Pick out every line that holds the string "name" and copy it.

» Exercise input:
□ □ □ □ □ □ □

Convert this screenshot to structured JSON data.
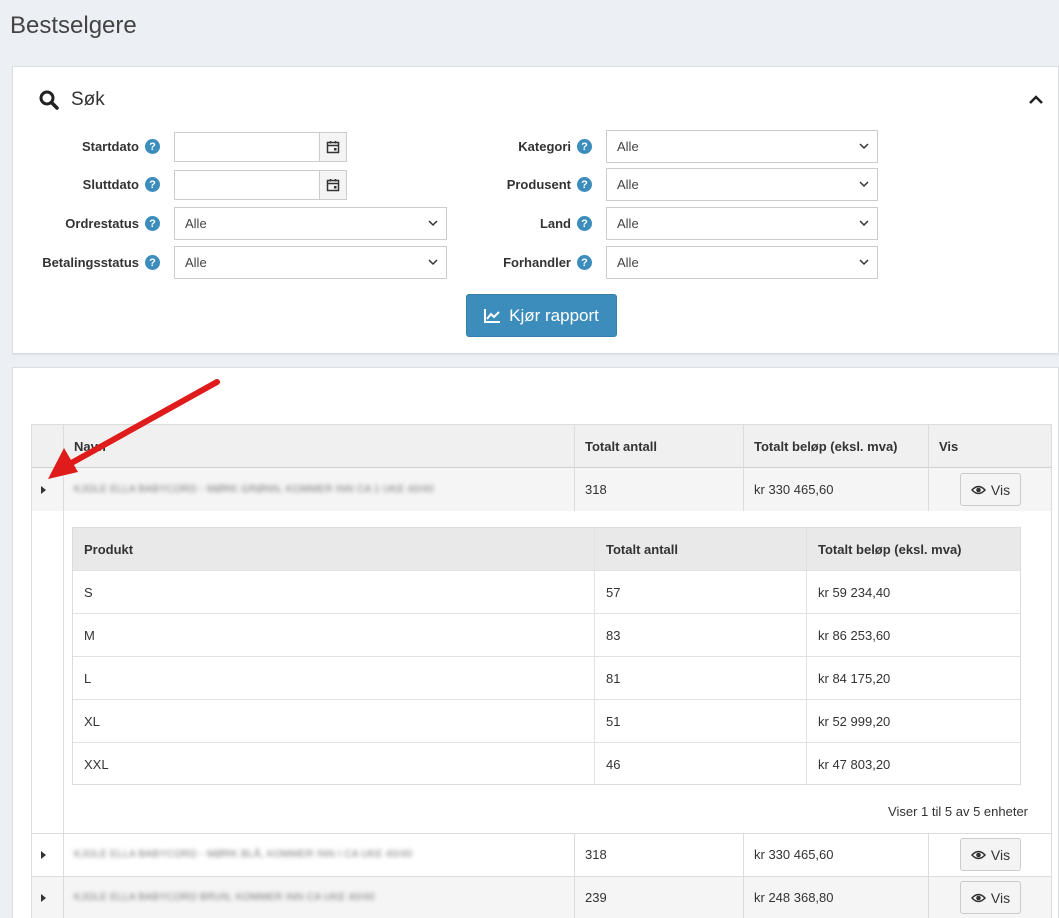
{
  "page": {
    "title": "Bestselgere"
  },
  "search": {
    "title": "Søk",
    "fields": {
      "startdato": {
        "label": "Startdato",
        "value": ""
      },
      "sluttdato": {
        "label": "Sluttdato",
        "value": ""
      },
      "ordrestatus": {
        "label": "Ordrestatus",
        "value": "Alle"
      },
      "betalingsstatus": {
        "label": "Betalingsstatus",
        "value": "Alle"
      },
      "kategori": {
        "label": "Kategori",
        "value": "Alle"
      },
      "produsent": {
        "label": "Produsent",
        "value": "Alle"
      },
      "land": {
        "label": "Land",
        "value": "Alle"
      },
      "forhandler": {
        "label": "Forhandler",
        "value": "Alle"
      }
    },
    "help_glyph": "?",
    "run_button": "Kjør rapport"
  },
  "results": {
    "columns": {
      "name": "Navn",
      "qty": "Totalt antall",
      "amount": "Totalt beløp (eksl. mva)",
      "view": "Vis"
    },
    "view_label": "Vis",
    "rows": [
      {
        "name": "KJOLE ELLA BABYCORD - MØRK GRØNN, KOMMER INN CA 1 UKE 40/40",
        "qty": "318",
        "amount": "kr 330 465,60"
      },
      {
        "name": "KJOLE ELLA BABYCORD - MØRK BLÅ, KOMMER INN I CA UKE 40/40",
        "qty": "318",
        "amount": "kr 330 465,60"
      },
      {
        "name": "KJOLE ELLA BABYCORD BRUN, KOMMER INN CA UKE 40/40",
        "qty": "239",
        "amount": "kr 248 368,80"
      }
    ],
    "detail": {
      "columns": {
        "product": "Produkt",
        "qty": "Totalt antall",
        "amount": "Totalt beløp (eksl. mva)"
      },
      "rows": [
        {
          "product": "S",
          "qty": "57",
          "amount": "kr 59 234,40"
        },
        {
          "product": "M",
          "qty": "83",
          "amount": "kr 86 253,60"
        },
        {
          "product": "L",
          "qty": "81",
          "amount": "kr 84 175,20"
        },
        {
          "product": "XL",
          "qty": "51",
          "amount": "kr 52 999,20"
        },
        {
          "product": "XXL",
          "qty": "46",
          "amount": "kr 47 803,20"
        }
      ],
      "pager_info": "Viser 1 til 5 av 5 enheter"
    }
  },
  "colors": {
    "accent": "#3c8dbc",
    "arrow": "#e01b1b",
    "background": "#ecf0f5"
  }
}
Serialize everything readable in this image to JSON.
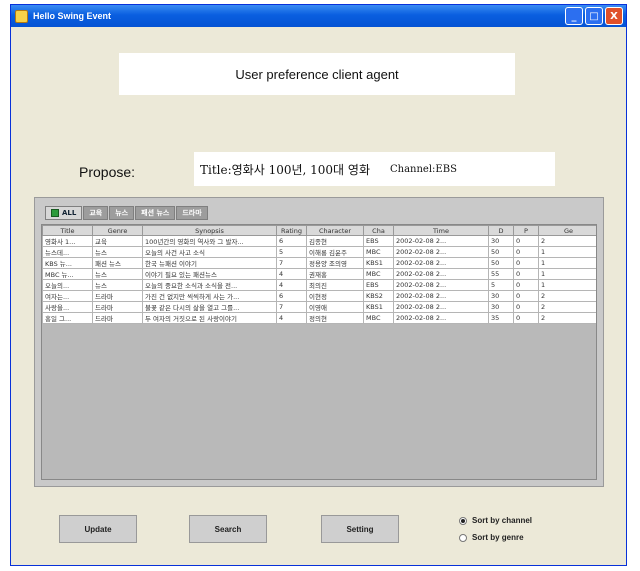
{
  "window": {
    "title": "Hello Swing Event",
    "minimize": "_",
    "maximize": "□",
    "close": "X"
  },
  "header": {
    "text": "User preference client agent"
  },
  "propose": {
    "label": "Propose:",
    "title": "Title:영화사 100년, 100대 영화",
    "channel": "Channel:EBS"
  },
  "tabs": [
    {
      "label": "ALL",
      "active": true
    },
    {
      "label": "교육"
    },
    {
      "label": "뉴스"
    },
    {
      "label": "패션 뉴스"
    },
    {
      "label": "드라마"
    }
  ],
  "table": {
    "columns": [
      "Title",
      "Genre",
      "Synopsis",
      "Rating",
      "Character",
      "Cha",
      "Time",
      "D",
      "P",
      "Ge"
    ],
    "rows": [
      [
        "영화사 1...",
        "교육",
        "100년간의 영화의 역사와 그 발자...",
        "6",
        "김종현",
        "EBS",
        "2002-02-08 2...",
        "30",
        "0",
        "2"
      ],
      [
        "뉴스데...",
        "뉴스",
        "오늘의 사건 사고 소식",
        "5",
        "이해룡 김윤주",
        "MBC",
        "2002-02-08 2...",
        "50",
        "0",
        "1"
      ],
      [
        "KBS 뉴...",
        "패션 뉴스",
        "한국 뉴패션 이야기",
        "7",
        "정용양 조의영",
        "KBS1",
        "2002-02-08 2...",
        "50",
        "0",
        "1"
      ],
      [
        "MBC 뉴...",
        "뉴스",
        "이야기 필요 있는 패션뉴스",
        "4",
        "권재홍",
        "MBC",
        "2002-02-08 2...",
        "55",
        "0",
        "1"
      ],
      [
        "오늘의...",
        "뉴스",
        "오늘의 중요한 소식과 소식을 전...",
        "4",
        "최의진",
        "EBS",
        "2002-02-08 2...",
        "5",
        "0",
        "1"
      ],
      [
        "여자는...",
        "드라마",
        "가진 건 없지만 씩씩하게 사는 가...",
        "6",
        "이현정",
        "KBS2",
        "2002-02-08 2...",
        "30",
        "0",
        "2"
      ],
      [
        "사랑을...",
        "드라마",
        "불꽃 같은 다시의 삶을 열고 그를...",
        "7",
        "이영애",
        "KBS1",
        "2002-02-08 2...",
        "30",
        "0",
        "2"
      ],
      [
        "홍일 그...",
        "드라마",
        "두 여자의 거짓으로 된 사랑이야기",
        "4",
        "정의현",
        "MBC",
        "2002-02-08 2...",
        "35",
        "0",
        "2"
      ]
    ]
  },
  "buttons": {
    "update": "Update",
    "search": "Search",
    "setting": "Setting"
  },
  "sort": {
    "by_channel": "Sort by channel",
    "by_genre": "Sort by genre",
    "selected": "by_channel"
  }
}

□ □ □ □ □ □ □

» Task answer:
      "name": "Navn",
        "name": "KJOLE ELLA BABYCORD - MØRK GRØNN, KOMMER INN CA 1 UKE 40/40",
        "name": "KJOLE ELLA BABYCORD - MØRK BLÅ, KOMMER INN I CA UKE 40/40",
        "name": "KJOLE ELLA BABYCORD BRUN, KOMMER INN CA UKE 40/40",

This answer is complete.